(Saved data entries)

====================

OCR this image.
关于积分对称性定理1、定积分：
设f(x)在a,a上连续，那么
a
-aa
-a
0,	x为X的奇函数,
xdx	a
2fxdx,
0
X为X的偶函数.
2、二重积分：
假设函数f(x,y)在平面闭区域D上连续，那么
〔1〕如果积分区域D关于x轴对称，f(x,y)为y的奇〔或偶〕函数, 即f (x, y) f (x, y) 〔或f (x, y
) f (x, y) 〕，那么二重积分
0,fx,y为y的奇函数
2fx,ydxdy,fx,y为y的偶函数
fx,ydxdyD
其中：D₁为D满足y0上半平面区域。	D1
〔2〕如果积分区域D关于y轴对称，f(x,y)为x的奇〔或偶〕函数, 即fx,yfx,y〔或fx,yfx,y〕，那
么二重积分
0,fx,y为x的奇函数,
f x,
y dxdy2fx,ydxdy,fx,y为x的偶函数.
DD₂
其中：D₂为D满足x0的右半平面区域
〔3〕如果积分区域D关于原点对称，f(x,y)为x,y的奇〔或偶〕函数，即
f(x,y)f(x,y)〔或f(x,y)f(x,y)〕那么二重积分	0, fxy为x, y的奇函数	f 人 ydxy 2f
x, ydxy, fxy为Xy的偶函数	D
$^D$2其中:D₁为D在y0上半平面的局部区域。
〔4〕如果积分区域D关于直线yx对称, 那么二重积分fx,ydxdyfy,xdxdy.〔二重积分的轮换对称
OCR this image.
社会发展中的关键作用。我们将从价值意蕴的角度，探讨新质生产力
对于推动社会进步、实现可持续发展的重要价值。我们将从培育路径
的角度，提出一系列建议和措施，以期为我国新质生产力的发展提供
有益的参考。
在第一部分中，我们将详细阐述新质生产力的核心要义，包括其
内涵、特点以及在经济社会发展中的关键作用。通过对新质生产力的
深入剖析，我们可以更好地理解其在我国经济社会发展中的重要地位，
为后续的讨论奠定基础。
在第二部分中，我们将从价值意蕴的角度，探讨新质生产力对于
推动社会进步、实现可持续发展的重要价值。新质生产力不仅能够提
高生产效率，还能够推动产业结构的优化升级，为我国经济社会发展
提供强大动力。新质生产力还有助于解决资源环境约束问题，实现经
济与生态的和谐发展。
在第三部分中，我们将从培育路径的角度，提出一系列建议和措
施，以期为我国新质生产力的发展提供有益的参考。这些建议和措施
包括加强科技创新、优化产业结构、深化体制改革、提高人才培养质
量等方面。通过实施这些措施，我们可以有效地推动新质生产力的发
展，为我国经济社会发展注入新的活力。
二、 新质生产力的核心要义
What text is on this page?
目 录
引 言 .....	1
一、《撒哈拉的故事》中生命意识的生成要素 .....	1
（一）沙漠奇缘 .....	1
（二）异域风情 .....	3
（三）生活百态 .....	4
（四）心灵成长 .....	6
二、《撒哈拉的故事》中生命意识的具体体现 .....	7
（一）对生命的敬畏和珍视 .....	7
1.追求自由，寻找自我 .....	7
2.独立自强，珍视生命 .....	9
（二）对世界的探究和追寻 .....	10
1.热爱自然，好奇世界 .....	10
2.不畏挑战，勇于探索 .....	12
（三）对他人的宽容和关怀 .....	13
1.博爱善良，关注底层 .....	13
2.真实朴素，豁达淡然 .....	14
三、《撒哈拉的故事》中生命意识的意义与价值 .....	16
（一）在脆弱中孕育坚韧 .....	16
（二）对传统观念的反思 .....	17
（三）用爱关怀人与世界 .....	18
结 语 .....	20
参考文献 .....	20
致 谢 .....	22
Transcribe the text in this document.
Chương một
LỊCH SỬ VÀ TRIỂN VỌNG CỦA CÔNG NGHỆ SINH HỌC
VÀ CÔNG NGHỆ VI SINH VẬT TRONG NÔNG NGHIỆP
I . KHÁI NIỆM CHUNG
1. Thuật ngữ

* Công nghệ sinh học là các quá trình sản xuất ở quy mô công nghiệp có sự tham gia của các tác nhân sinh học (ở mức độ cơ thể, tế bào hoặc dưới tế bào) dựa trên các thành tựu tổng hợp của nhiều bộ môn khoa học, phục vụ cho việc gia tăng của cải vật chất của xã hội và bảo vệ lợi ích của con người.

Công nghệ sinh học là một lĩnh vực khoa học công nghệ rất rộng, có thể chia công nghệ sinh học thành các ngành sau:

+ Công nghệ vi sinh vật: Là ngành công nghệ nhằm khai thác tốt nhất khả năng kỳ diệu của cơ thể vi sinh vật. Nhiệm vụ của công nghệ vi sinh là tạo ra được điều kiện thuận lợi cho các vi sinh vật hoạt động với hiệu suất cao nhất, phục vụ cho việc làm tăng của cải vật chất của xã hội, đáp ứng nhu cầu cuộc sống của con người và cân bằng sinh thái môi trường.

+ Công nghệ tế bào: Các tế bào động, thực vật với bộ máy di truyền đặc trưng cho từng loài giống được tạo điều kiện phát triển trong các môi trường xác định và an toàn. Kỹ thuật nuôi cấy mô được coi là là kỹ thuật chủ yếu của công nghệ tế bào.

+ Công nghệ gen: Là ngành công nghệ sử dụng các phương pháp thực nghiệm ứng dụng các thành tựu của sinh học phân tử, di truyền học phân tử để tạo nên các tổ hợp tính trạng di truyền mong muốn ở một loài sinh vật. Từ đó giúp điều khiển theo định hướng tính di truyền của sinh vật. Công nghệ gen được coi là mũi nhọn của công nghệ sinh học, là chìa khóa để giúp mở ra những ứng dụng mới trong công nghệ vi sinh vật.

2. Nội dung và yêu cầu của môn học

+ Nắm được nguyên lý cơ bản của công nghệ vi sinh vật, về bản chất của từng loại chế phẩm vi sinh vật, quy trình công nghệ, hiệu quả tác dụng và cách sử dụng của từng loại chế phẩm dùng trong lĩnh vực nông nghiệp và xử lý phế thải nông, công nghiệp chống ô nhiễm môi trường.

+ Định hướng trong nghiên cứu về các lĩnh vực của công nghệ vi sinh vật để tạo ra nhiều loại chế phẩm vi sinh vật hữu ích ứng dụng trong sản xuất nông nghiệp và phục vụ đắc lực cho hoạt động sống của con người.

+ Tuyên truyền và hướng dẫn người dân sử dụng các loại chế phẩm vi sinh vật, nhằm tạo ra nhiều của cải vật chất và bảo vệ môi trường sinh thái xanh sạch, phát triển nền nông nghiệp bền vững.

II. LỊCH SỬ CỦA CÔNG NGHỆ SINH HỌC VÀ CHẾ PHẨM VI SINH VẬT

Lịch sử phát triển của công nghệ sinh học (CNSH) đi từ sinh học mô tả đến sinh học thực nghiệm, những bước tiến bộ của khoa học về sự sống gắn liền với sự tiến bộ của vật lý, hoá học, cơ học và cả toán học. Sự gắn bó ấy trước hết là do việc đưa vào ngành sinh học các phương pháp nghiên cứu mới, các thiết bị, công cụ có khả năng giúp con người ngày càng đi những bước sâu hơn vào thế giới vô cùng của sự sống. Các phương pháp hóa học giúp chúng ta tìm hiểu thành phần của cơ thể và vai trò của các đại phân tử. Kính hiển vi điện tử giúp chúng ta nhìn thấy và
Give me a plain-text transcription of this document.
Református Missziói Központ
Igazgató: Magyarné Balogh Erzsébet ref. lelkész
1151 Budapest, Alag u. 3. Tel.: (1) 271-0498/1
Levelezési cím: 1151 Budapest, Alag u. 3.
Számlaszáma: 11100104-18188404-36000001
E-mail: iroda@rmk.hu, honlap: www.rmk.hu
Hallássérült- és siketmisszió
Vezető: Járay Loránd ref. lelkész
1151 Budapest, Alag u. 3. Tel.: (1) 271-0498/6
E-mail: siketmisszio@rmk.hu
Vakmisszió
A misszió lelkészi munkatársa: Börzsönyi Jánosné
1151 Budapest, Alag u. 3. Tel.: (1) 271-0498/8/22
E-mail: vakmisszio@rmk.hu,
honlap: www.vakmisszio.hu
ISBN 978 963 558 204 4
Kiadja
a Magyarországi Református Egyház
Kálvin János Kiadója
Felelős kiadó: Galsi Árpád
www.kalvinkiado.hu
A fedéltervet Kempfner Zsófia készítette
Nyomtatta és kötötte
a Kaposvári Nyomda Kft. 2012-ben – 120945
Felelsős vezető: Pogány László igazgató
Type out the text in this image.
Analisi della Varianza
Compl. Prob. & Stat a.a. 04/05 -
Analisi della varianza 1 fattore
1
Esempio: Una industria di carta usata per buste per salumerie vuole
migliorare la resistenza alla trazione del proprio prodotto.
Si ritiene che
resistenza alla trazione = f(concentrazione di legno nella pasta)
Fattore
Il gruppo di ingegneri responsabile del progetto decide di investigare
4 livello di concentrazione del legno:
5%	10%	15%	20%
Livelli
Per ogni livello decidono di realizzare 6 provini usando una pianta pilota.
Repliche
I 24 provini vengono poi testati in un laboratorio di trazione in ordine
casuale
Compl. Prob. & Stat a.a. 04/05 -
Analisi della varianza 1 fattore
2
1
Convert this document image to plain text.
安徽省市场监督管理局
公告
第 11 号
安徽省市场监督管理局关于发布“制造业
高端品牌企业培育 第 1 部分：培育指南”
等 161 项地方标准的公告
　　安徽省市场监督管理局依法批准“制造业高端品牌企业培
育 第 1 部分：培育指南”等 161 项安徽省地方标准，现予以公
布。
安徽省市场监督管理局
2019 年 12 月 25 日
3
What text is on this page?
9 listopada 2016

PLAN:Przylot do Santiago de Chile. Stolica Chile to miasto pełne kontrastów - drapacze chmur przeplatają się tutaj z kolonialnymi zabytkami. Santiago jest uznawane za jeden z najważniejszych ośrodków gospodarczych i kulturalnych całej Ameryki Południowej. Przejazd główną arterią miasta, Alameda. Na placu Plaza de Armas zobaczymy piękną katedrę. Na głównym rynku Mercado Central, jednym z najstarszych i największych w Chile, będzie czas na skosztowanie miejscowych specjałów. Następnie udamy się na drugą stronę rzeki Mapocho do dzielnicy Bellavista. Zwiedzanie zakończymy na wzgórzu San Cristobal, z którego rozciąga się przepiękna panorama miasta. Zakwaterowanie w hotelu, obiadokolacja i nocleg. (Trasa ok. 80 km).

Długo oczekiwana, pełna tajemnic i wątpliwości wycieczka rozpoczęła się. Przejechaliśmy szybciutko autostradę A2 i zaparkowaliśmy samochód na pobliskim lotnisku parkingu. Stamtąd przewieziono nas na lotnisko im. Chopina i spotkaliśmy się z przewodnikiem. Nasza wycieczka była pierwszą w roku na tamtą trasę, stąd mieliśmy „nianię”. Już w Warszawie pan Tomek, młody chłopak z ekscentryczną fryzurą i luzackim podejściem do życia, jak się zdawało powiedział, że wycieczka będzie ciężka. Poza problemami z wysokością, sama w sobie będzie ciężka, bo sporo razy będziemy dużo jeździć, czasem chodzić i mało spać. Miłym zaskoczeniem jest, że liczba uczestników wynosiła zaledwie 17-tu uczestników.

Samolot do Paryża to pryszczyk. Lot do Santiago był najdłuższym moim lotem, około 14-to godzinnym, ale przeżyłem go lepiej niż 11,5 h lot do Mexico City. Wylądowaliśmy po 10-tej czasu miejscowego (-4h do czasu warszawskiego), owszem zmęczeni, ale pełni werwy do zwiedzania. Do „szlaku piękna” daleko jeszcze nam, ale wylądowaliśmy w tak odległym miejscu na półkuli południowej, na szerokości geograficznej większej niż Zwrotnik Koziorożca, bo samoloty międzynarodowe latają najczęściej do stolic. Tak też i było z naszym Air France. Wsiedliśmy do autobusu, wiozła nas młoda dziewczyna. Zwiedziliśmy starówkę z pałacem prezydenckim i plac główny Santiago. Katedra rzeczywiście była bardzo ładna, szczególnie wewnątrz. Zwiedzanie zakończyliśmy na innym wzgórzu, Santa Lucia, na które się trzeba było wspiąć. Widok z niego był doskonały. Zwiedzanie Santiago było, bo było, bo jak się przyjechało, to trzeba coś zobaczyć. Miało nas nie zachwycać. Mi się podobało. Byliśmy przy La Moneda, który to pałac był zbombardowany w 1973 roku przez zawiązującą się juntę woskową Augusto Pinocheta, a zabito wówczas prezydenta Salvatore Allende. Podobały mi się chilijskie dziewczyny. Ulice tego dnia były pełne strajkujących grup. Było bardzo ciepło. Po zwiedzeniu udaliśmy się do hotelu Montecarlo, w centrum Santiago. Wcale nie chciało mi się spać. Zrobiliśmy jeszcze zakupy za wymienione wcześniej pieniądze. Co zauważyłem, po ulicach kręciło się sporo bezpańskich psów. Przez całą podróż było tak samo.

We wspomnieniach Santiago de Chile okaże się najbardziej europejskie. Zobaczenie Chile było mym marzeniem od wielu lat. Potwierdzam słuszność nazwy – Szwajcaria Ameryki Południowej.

====================

Your task is to pick out every line with the string "livello" and copy it.

SOLUTION TO THIS PROBLEM >>
4 livello di concentrazione del legno:
Per ogni livello decidono di realizzare 6 provini usando una pianta pilota.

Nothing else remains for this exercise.